Directive:
Transcribe the records below exactly.

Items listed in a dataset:
* * *
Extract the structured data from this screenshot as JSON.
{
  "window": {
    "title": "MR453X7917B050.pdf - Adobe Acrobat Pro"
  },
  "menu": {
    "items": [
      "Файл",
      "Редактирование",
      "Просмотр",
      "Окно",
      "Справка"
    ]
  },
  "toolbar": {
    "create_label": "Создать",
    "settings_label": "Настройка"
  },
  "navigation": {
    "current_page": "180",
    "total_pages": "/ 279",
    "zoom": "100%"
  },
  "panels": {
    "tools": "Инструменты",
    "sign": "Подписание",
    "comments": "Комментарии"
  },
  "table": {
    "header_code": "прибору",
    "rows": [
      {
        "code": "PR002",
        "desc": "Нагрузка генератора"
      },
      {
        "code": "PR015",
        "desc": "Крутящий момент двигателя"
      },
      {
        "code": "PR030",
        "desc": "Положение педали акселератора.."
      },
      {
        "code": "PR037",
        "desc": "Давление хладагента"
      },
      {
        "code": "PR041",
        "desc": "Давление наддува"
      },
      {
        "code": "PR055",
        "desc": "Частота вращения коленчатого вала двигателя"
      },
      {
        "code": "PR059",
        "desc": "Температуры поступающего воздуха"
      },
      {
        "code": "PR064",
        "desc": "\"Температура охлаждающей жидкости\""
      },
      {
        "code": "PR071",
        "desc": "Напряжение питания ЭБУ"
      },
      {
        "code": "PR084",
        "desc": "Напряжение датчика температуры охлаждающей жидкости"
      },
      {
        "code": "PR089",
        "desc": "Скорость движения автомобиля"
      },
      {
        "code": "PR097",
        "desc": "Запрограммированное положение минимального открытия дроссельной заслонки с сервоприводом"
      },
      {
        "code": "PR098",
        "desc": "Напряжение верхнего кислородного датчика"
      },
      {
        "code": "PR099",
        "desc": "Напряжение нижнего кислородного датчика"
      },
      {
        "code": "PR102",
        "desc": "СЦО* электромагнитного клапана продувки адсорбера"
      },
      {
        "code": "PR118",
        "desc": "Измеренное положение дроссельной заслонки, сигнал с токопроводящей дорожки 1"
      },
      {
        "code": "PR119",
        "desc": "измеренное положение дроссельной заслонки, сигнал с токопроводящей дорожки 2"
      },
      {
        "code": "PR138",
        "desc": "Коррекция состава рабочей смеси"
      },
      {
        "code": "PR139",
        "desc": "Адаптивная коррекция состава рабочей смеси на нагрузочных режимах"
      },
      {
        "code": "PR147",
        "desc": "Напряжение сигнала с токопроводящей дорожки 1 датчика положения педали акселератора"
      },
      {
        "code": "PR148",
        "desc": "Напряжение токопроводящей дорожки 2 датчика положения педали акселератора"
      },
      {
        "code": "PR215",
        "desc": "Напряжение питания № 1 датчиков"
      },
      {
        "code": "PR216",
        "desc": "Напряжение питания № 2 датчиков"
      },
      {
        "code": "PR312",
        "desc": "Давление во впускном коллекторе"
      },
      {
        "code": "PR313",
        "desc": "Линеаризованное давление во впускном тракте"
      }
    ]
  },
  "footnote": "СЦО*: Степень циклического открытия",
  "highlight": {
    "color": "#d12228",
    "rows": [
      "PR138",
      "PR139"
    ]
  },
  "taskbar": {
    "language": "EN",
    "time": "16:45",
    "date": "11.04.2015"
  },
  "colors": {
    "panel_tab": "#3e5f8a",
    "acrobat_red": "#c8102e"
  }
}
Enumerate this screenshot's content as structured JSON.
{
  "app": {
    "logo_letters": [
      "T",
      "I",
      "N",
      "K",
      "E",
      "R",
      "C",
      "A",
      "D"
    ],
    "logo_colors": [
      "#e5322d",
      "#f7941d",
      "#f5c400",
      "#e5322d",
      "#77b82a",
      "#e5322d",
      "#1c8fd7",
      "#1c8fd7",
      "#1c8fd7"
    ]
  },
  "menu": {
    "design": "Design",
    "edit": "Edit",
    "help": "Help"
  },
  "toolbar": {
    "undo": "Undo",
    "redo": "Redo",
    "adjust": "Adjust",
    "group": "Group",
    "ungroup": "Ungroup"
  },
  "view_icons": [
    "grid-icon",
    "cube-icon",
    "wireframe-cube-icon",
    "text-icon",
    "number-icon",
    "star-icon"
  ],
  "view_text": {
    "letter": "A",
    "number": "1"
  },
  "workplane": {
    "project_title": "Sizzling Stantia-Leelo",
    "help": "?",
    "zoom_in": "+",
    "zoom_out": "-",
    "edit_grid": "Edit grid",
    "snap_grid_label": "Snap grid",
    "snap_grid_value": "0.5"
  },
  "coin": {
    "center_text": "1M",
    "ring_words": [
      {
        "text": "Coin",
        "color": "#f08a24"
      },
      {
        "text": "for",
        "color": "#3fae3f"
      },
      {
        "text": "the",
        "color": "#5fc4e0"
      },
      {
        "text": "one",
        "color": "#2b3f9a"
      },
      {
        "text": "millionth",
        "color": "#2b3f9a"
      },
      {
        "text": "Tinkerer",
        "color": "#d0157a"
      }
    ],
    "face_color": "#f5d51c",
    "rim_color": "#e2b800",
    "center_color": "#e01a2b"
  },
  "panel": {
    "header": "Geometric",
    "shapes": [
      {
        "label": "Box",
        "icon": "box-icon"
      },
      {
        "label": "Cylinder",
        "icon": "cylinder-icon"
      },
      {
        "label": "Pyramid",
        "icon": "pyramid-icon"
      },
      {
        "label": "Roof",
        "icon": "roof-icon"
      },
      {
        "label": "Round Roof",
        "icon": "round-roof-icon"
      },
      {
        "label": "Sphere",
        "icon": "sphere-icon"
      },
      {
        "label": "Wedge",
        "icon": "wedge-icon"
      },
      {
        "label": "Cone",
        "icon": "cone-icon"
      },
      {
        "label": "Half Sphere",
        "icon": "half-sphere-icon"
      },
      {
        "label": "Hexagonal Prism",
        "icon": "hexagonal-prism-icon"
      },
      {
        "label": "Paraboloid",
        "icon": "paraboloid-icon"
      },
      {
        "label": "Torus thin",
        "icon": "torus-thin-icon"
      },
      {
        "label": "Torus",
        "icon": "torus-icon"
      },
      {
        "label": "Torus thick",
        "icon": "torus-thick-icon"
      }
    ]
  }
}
* * *
Correct output:
Extract the structured data from this screenshot as JSON.
{
  "window": {
    "title": "MR453X7917B050.pdf - Adobe Acrobat Pro"
  },
  "menu": {
    "items": [
      "Файл",
      "Редактирование",
      "Просмотр",
      "Окно",
      "Справка"
    ]
  },
  "toolbar": {
    "create_label": "Создать",
    "settings_label": "Настройка"
  },
  "navigation": {
    "current_page": "180",
    "total_pages": "/ 279",
    "zoom": "100%"
  },
  "panels": {
    "tools": "Инструменты",
    "sign": "Подписание",
    "comments": "Комментарии"
  },
  "table": {
    "header_code": "прибору",
    "rows": [
      {
        "code": "PR002",
        "desc": "Нагрузка генератора"
      },
      {
        "code": "PR015",
        "desc": "Крутящий момент двигателя"
      },
      {
        "code": "PR030",
        "desc": "Положение педали акселератора.."
      },
      {
        "code": "PR037",
        "desc": "Давление хладагента"
      },
      {
        "code": "PR041",
        "desc": "Давление наддува"
      },
      {
        "code": "PR055",
        "desc": "Частота вращения коленчатого вала двигателя"
      },
      {
        "code": "PR059",
        "desc": "Температуры поступающего воздуха"
      },
      {
        "code": "PR064",
        "desc": "\"Температура охлаждающей жидкости\""
      },
      {
        "code": "PR071",
        "desc": "Напряжение питания ЭБУ"
      },
      {
        "code": "PR084",
        "desc": "Напряжение датчика температуры охлаждающей жидкости"
      },
      {
        "code": "PR089",
        "desc": "Скорость движения автомобиля"
      },
      {
        "code": "PR097",
        "desc": "Запрограммированное положение минимального открытия дроссельной заслонки с сервоприводом"
      },
      {
        "code": "PR098",
        "desc": "Напряжение верхнего кислородного датчика"
      },
      {
        "code": "PR099",
        "desc": "Напряжение нижнего кислородного датчика"
      },
      {
        "code": "PR102",
        "desc": "СЦО* электромагнитного клапана продувки адсорбера"
      },
      {
        "code": "PR118",
        "desc": "Измеренное положение дроссельной заслонки, сигнал с токопроводящей дорожки 1"
      },
      {
        "code": "PR119",
        "desc": "измеренное положение дроссельной заслонки, сигнал с токопроводящей дорожки 2"
      },
      {
        "code": "PR138",
        "desc": "Коррекция состава рабочей смеси"
      },
      {
        "code": "PR139",
        "desc": "Адаптивная коррекция состава рабочей смеси на нагрузочных режимах"
      },
      {
        "code": "PR147",
        "desc": "Напряжение сигнала с токопроводящей дорожки 1 датчика положения педали акселератора"
      },
      {
        "code": "PR148",
        "desc": "Напряжение токопроводящей дорожки 2 датчика положения педали акселератора"
      },
      {
        "code": "PR215",
        "desc": "Напряжение питания № 1 датчиков"
      },
      {
        "code": "PR216",
        "desc": "Напряжение питания № 2 датчиков"
      },
      {
        "code": "PR312",
        "desc": "Давление во впускном коллекторе"
      },
      {
        "code": "PR313",
        "desc": "Линеаризованное давление во впускном тракте"
      }
    ]
  },
  "footnote": "СЦО*: Степень циклического открытия",
  "highlight": {
    "color": "#d12228",
    "rows": [
      "PR138",
      "PR139"
    ]
  },
  "taskbar": {
    "language": "EN",
    "time": "16:45",
    "date": "11.04.2015"
  },
  "colors": {
    "panel_tab": "#3e5f8a",
    "acrobat_red": "#c8102e"
  }
}
Enumerate this screenshot's content as structured JSON.
{
  "app": {
    "logo_letters": [
      "T",
      "I",
      "N",
      "K",
      "E",
      "R",
      "C",
      "A",
      "D"
    ],
    "logo_colors": [
      "#e5322d",
      "#f7941d",
      "#f5c400",
      "#e5322d",
      "#77b82a",
      "#e5322d",
      "#1c8fd7",
      "#1c8fd7",
      "#1c8fd7"
    ]
  },
  "menu": {
    "design": "Design",
    "edit": "Edit",
    "help": "Help"
  },
  "toolbar": {
    "undo": "Undo",
    "redo": "Redo",
    "adjust": "Adjust",
    "group": "Group",
    "ungroup": "Ungroup"
  },
  "view_icons": [
    "grid-icon",
    "cube-icon",
    "wireframe-cube-icon",
    "text-icon",
    "number-icon",
    "star-icon"
  ],
  "view_text": {
    "letter": "A",
    "number": "1"
  },
  "workplane": {
    "project_title": "Sizzling Stantia-Leelo",
    "help": "?",
    "zoom_in": "+",
    "zoom_out": "-",
    "edit_grid": "Edit grid",
    "snap_grid_label": "Snap grid",
    "snap_grid_value": "0.5"
  },
  "coin": {
    "center_text": "1M",
    "ring_words": [
      {
        "text": "Coin",
        "color": "#f08a24"
      },
      {
        "text": "for",
        "color": "#3fae3f"
      },
      {
        "text": "the",
        "color": "#5fc4e0"
      },
      {
        "text": "one",
        "color": "#2b3f9a"
      },
      {
        "text": "millionth",
        "color": "#2b3f9a"
      },
      {
        "text": "Tinkerer",
        "color": "#d0157a"
      }
    ],
    "face_color": "#f5d51c",
    "rim_color": "#e2b800",
    "center_color": "#e01a2b"
  },
  "panel": {
    "header": "Geometric",
    "shapes": [
      {
        "label": "Box",
        "icon": "box-icon"
      },
      {
        "label": "Cylinder",
        "icon": "cylinder-icon"
      },
      {
        "label": "Pyramid",
        "icon": "pyramid-icon"
      },
      {
        "label": "Roof",
        "icon": "roof-icon"
      },
      {
        "label": "Round Roof",
        "icon": "round-roof-icon"
      },
      {
        "label": "Sphere",
        "icon": "sphere-icon"
      },
      {
        "label": "Wedge",
        "icon": "wedge-icon"
      },
      {
        "label": "Cone",
        "icon": "cone-icon"
      },
      {
        "label": "Half Sphere",
        "icon": "half-sphere-icon"
      },
      {
        "label": "Hexagonal Prism",
        "icon": "hexagonal-prism-icon"
      },
      {
        "label": "Paraboloid",
        "icon": "paraboloid-icon"
      },
      {
        "label": "Torus thin",
        "icon": "torus-thin-icon"
      },
      {
        "label": "Torus",
        "icon": "torus-icon"
      },
      {
        "label": "Torus thick",
        "icon": "torus-thick-icon"
      }
    ]
  }
}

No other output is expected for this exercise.